Figure content listings

=====

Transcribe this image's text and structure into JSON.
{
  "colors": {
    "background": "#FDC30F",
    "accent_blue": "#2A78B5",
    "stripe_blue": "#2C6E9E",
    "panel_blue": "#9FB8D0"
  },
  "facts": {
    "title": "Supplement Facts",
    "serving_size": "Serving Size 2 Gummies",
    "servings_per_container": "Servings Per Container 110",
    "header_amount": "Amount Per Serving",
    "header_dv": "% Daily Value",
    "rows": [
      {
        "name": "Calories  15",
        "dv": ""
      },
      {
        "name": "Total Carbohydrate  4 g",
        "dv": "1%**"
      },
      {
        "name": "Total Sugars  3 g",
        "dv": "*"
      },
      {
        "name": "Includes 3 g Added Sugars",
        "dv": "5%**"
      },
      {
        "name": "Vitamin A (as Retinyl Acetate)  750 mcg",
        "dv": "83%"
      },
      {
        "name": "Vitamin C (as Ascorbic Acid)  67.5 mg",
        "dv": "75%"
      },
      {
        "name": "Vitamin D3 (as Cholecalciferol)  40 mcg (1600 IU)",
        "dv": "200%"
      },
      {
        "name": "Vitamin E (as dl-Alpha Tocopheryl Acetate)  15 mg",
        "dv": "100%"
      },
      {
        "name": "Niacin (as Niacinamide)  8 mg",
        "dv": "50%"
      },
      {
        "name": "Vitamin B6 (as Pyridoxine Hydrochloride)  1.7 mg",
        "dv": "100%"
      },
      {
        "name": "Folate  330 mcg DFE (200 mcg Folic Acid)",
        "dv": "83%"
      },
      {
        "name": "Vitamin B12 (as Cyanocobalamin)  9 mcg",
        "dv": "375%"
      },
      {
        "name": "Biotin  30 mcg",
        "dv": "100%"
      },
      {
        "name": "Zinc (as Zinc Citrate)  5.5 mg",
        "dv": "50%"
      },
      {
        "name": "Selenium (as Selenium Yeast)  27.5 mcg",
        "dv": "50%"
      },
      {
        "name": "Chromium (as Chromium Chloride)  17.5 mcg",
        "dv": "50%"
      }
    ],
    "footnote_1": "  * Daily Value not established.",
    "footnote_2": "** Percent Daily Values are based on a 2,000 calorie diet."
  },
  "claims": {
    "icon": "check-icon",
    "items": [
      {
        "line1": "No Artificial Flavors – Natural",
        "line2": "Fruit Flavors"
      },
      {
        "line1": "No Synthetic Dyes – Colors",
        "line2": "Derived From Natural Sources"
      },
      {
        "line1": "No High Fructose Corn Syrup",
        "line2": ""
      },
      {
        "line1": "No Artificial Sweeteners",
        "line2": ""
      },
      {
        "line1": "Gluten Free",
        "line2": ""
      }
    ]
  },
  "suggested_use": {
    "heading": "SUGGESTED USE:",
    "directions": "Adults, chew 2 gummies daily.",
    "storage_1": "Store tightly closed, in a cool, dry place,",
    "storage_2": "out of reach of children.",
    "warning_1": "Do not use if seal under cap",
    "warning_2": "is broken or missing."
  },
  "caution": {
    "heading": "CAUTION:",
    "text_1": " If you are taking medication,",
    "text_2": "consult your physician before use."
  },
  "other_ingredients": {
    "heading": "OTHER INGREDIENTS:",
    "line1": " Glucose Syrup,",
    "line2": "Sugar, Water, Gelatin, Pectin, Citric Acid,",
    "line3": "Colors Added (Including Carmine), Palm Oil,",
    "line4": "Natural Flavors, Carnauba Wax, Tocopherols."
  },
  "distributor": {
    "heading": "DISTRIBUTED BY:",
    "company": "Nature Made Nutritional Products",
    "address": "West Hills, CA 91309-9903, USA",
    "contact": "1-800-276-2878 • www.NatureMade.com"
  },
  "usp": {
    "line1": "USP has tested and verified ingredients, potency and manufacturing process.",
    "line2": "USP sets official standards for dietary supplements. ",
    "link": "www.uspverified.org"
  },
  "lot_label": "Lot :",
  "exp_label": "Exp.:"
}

=====

* _DIRECTIVE_
Using the entries above, please restate each one word for word.

* _RESULT OF THE EXERCISE_
Transcribe this image's text and structure into JSON.
{
  "colors": {
    "background": "#FDC30F",
    "accent_blue": "#2A78B5",
    "stripe_blue": "#2C6E9E",
    "panel_blue": "#9FB8D0"
  },
  "facts": {
    "title": "Supplement Facts",
    "serving_size": "Serving Size 2 Gummies",
    "servings_per_container": "Servings Per Container 110",
    "header_amount": "Amount Per Serving",
    "header_dv": "% Daily Value",
    "rows": [
      {
        "name": "Calories  15",
        "dv": ""
      },
      {
        "name": "Total Carbohydrate  4 g",
        "dv": "1%**"
      },
      {
        "name": "Total Sugars  3 g",
        "dv": "*"
      },
      {
        "name": "Includes 3 g Added Sugars",
        "dv": "5%**"
      },
      {
        "name": "Vitamin A (as Retinyl Acetate)  750 mcg",
        "dv": "83%"
      },
      {
        "name": "Vitamin C (as Ascorbic Acid)  67.5 mg",
        "dv": "75%"
      },
      {
        "name": "Vitamin D3 (as Cholecalciferol)  40 mcg (1600 IU)",
        "dv": "200%"
      },
      {
        "name": "Vitamin E (as dl-Alpha Tocopheryl Acetate)  15 mg",
        "dv": "100%"
      },
      {
        "name": "Niacin (as Niacinamide)  8 mg",
        "dv": "50%"
      },
      {
        "name": "Vitamin B6 (as Pyridoxine Hydrochloride)  1.7 mg",
        "dv": "100%"
      },
      {
        "name": "Folate  330 mcg DFE (200 mcg Folic Acid)",
        "dv": "83%"
      },
      {
        "name": "Vitamin B12 (as Cyanocobalamin)  9 mcg",
        "dv": "375%"
      },
      {
        "name": "Biotin  30 mcg",
        "dv": "100%"
      },
      {
        "name": "Zinc (as Zinc Citrate)  5.5 mg",
        "dv": "50%"
      },
      {
        "name": "Selenium (as Selenium Yeast)  27.5 mcg",
        "dv": "50%"
      },
      {
        "name": "Chromium (as Chromium Chloride)  17.5 mcg",
        "dv": "50%"
      }
    ],
    "footnote_1": "  * Daily Value not established.",
    "footnote_2": "** Percent Daily Values are based on a 2,000 calorie diet."
  },
  "claims": {
    "icon": "check-icon",
    "items": [
      {
        "line1": "No Artificial Flavors – Natural",
        "line2": "Fruit Flavors"
      },
      {
        "line1": "No Synthetic Dyes – Colors",
        "line2": "Derived From Natural Sources"
      },
      {
        "line1": "No High Fructose Corn Syrup",
        "line2": ""
      },
      {
        "line1": "No Artificial Sweeteners",
        "line2": ""
      },
      {
        "line1": "Gluten Free",
        "line2": ""
      }
    ]
  },
  "suggested_use": {
    "heading": "SUGGESTED USE:",
    "directions": "Adults, chew 2 gummies daily.",
    "storage_1": "Store tightly closed, in a cool, dry place,",
    "storage_2": "out of reach of children.",
    "warning_1": "Do not use if seal under cap",
    "warning_2": "is broken or missing."
  },
  "caution": {
    "heading": "CAUTION:",
    "text_1": " If you are taking medication,",
    "text_2": "consult your physician before use."
  },
  "other_ingredients": {
    "heading": "OTHER INGREDIENTS:",
    "line1": " Glucose Syrup,",
    "line2": "Sugar, Water, Gelatin, Pectin, Citric Acid,",
    "line3": "Colors Added (Including Carmine), Palm Oil,",
    "line4": "Natural Flavors, Carnauba Wax, Tocopherols."
  },
  "distributor": {
    "heading": "DISTRIBUTED BY:",
    "company": "Nature Made Nutritional Products",
    "address": "West Hills, CA 91309-9903, USA",
    "contact": "1-800-276-2878 • www.NatureMade.com"
  },
  "usp": {
    "line1": "USP has tested and verified ingredients, potency and manufacturing process.",
    "line2": "USP sets official standards for dietary supplements. ",
    "link": "www.uspverified.org"
  },
  "lot_label": "Lot :",
  "exp_label": "Exp.:"
}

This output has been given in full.